→ **WORK TO BE COMPLETED**
The data that follows must be transcribed in full and exactly, minus the pictures.

→ **MATERIAL FOR THE TASK**
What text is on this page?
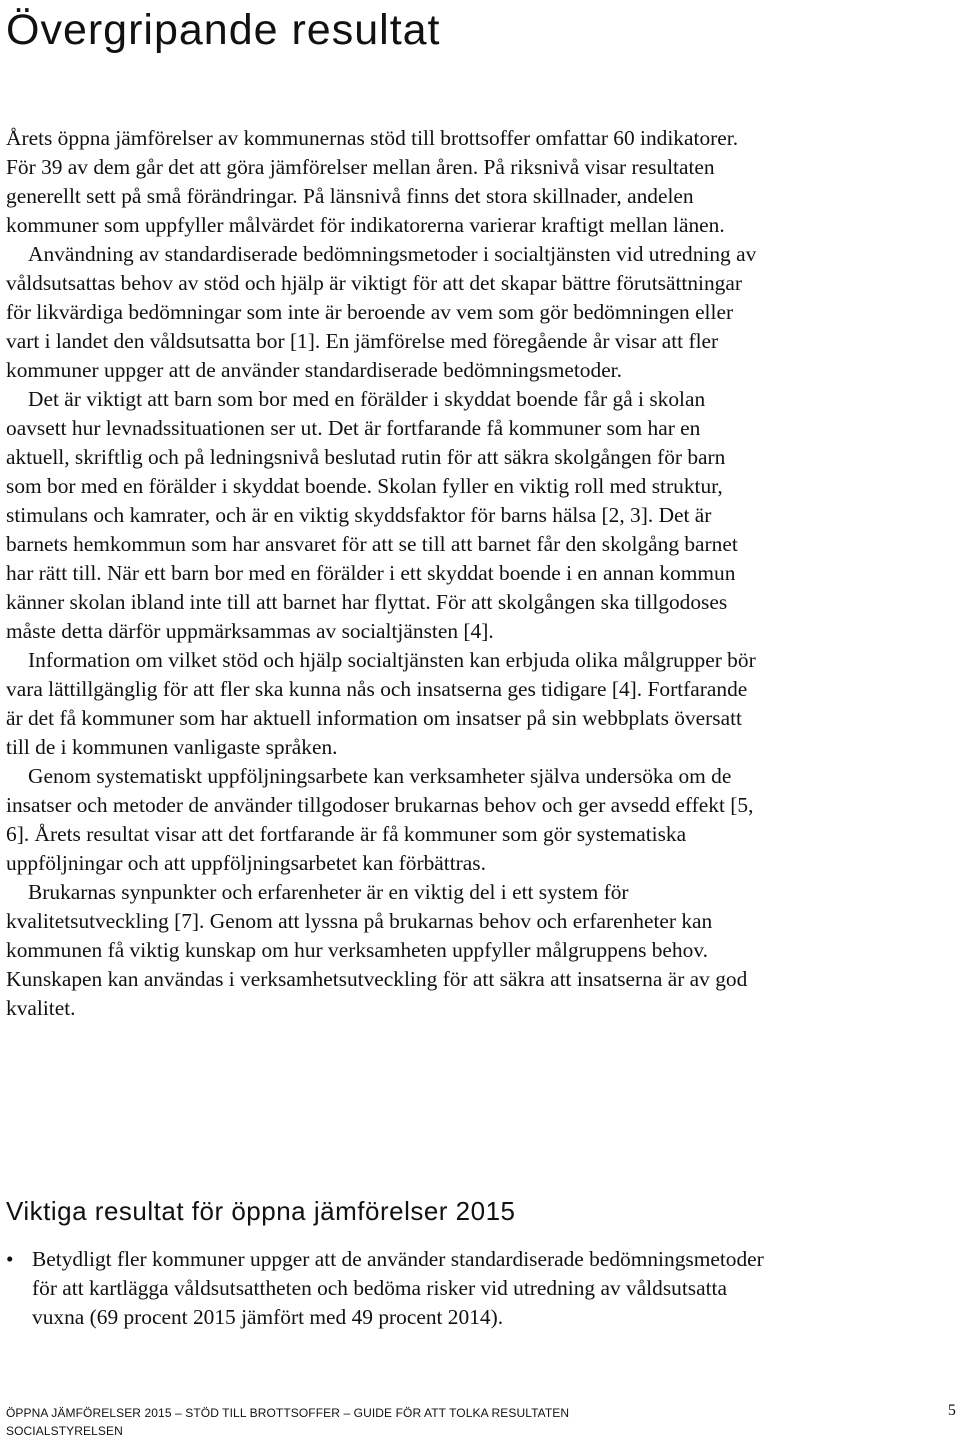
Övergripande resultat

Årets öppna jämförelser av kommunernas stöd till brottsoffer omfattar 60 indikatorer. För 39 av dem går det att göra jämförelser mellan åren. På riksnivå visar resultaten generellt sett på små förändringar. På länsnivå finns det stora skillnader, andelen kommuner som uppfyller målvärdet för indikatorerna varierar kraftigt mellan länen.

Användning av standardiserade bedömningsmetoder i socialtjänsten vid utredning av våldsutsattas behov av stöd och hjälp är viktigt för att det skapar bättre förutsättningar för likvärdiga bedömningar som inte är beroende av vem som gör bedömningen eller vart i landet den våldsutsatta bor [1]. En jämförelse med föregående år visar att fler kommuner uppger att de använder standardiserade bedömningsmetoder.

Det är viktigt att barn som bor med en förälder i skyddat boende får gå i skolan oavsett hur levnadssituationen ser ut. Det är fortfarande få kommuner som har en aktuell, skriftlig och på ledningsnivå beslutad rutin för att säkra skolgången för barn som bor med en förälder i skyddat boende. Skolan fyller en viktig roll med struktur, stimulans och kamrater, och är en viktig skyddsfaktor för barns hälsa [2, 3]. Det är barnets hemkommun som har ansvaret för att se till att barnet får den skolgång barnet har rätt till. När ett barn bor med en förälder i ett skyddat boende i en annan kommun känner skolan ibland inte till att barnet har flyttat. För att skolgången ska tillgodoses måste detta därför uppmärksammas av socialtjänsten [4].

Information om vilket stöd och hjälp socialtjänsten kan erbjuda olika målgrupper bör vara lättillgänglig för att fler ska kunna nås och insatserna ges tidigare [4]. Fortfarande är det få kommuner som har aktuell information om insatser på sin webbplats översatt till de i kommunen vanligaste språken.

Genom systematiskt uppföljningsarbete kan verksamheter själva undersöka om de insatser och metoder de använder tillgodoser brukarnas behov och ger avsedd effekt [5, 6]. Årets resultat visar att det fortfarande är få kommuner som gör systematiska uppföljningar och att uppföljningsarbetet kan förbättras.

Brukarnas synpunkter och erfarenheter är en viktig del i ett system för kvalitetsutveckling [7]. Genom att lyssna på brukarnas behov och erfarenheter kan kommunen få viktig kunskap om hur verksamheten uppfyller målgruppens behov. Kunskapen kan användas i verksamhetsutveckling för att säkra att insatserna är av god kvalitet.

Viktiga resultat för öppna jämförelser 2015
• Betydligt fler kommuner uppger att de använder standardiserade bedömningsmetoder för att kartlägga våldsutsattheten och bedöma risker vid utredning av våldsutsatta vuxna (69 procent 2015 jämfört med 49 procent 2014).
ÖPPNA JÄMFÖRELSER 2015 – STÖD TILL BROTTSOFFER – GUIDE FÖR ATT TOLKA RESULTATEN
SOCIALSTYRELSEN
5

→ **RESPONSE TO THIS EXERCISE**
What text is on this page?
Övergripande resultat

Årets öppna jämförelser av kommunernas stöd till brottsoffer omfattar 60 indikatorer. För 39 av dem går det att göra jämförelser mellan åren. På riksnivå visar resultaten generellt sett på små förändringar. På länsnivå finns det stora skillnader, andelen kommuner som uppfyller målvärdet för indikatorerna varierar kraftigt mellan länen.

Användning av standardiserade bedömningsmetoder i socialtjänsten vid utredning av våldsutsattas behov av stöd och hjälp är viktigt för att det skapar bättre förutsättningar för likvärdiga bedömningar som inte är beroende av vem som gör bedömningen eller vart i landet den våldsutsatta bor [1]. En jämförelse med föregående år visar att fler kommuner uppger att de använder standardiserade bedömningsmetoder.

Det är viktigt att barn som bor med en förälder i skyddat boende får gå i skolan oavsett hur levnadssituationen ser ut. Det är fortfarande få kommuner som har en aktuell, skriftlig och på ledningsnivå beslutad rutin för att säkra skolgången för barn som bor med en förälder i skyddat boende. Skolan fyller en viktig roll med struktur, stimulans och kamrater, och är en viktig skyddsfaktor för barns hälsa [2, 3]. Det är barnets hemkommun som har ansvaret för att se till att barnet får den skolgång barnet har rätt till. När ett barn bor med en förälder i ett skyddat boende i en annan kommun känner skolan ibland inte till att barnet har flyttat. För att skolgången ska tillgodoses måste detta därför uppmärksammas av socialtjänsten [4].

Information om vilket stöd och hjälp socialtjänsten kan erbjuda olika målgrupper bör vara lättillgänglig för att fler ska kunna nås och insatserna ges tidigare [4]. Fortfarande är det få kommuner som har aktuell information om insatser på sin webbplats översatt till de i kommunen vanligaste språken.

Genom systematiskt uppföljningsarbete kan verksamheter själva undersöka om de insatser och metoder de använder tillgodoser brukarnas behov och ger avsedd effekt [5, 6]. Årets resultat visar att det fortfarande är få kommuner som gör systematiska uppföljningar och att uppföljningsarbetet kan förbättras.

Brukarnas synpunkter och erfarenheter är en viktig del i ett system för kvalitetsutveckling [7]. Genom att lyssna på brukarnas behov och erfarenheter kan kommunen få viktig kunskap om hur verksamheten uppfyller målgruppens behov. Kunskapen kan användas i verksamhetsutveckling för att säkra att insatserna är av god kvalitet.

Viktiga resultat för öppna jämförelser 2015
• Betydligt fler kommuner uppger att de använder standardiserade bedömningsmetoder för att kartlägga våldsutsattheten och bedöma risker vid utredning av våldsutsatta vuxna (69 procent 2015 jämfört med 49 procent 2014).
ÖPPNA JÄMFÖRELSER 2015 – STÖD TILL BROTTSOFFER – GUIDE FÖR ATT TOLKA RESULTATEN
SOCIALSTYRELSEN
5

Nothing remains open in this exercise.